• _Written task_: In the passage on opting out of Pennsylvania state testing, quote the text from "Pennsylvania is one" up to and including "review the test.".

Pennsylvania is one of a handful of states where the right of parents to opt their children out of state-mandated testing is written into law. That right is described in 022 PA Code 4.4. This law says that you may only opt out on religious grounds. However, you do NOT need to offer any proof of religion or discuss anything about your religion or how it relates to testing, nor can school officials ask. 

Religious Opt Out:

1. Alert your child's school as soon as possible that you plan to opt him/her out of PSSA or Keystone testing. Be sure they have contact information for you, so that they can contact you about setting up a time to review the test.

2. Two weeks before the test is to be administered, tests arrive in schools. The school will contact you for a time to do the "review" before testing starts. They are expected to work with you to find a convenient time for you to do this.

3. When you come in to do the review, you will be asked to sign a confidentiality agreement. Go ahead and sign it.

4. You will then review each test. You can take as much or as little time as you like doing this.

5. After you are done with the review, send a confirmation email to Dr. Hite at [email protected]  with a cc to your child's principal stating that: as the parent of child X, you are opting him/her out of the PSSAs/Keystones on religious grounds having reviewed the tests on X date. Keep a copy for your records.

6. It's that simple. Again, no one can ask you for any specifics about the test or your religion. To do so would compromise the confidentiality agreement you sign, and they are not allowed to know the content of the test.

• _Element boundary records_:

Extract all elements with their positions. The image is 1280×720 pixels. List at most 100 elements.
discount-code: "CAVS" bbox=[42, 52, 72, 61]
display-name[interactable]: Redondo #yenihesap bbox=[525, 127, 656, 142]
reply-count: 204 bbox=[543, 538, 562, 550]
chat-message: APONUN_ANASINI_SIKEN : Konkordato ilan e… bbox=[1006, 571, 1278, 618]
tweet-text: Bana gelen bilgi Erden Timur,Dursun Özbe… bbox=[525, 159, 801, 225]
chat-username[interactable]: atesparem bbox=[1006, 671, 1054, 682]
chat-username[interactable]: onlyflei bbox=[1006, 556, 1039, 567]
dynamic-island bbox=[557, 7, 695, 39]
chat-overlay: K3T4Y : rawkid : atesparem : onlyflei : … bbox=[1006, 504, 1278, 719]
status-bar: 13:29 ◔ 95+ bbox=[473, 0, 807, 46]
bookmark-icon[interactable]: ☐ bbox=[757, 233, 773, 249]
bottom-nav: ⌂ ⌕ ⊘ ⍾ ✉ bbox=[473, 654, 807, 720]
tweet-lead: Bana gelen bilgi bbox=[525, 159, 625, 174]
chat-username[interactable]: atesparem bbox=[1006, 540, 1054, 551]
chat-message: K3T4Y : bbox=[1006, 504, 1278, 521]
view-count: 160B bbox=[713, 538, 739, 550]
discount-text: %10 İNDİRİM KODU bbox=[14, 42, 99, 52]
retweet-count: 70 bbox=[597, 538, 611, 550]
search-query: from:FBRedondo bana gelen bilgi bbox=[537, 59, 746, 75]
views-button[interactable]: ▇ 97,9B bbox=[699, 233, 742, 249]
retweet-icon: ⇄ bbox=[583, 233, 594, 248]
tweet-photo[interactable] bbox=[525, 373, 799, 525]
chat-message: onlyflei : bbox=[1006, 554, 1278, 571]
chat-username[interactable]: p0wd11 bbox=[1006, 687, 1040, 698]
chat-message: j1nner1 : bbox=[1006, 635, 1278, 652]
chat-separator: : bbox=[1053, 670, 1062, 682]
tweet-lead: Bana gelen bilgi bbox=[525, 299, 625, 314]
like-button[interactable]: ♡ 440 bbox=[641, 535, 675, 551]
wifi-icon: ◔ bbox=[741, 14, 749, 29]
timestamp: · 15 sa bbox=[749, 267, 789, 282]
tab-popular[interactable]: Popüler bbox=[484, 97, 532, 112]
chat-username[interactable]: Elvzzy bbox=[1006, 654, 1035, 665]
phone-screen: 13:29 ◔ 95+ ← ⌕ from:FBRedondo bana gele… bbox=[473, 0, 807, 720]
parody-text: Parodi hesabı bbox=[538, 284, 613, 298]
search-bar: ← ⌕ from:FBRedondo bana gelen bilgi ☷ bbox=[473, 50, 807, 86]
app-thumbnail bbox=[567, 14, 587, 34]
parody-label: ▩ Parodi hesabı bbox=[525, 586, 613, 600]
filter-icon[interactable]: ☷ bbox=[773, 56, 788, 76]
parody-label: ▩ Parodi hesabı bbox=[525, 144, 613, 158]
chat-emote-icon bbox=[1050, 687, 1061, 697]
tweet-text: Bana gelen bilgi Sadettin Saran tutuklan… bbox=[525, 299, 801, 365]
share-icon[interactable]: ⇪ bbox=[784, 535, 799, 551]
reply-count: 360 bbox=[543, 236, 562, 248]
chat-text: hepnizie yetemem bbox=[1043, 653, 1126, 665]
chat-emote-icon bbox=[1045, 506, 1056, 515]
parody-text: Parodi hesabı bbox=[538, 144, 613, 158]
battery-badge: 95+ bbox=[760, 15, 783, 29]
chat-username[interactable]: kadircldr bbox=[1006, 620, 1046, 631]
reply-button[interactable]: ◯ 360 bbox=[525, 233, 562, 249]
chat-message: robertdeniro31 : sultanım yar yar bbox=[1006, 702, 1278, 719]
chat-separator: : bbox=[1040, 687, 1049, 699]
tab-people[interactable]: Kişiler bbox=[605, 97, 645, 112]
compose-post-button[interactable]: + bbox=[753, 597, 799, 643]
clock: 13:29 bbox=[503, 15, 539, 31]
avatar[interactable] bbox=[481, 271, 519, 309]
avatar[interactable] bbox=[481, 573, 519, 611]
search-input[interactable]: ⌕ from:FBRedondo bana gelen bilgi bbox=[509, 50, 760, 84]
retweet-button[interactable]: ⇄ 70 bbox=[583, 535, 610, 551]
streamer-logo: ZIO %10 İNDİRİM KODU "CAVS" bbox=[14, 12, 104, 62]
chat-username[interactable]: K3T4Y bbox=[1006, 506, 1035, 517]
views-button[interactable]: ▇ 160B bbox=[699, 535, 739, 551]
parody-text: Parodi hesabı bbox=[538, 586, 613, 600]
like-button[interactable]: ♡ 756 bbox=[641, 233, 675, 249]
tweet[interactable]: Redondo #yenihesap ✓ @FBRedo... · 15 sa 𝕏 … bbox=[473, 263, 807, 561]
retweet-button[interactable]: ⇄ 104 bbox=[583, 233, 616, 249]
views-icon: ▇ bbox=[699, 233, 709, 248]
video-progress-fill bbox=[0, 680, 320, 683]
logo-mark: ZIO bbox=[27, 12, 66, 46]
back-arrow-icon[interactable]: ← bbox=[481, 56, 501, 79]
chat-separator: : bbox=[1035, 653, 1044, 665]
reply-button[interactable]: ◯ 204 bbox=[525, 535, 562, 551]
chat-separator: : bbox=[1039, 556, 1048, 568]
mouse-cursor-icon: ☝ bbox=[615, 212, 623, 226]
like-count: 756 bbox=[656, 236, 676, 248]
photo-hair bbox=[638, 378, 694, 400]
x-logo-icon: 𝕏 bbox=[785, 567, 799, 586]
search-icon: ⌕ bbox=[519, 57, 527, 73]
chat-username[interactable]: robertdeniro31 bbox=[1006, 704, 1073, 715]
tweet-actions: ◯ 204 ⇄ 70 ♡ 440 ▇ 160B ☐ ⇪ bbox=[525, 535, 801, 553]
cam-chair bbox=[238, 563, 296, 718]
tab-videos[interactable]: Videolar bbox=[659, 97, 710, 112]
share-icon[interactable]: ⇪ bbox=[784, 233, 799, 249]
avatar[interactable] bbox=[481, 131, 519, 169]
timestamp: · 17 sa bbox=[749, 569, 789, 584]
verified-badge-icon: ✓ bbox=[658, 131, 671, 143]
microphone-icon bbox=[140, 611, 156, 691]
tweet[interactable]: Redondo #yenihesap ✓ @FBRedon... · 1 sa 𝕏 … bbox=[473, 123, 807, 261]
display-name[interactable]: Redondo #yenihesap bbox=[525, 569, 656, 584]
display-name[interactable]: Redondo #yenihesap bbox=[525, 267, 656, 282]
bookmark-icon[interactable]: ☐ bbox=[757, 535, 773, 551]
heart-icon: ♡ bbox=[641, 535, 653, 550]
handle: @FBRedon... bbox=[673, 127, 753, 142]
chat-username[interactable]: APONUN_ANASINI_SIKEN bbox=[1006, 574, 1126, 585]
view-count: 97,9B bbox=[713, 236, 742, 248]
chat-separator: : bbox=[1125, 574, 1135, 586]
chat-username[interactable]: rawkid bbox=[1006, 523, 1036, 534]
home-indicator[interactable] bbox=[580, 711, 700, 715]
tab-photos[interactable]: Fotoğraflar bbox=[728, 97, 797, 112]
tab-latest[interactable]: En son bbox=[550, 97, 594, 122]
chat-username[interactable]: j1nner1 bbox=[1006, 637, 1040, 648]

• _Answer for the task_:
Pennsylvania is one of a handful of states where the right of parents to opt their children out of state-mandated testing is written into law. That right is described in 022 PA Code 4.4. This law says that you may only opt out on religious grounds. However, you do NOT need to offer any proof of religion or discuss anything about your religion or how it relates to testing, nor can school officials ask. 

Religious Opt Out:

1. Alert your child's school as soon as possible that you plan to opt him/her out of PSSA or Keystone testing. Be sure they have contact information for you, so that they can contact you about setting up a time to review the test.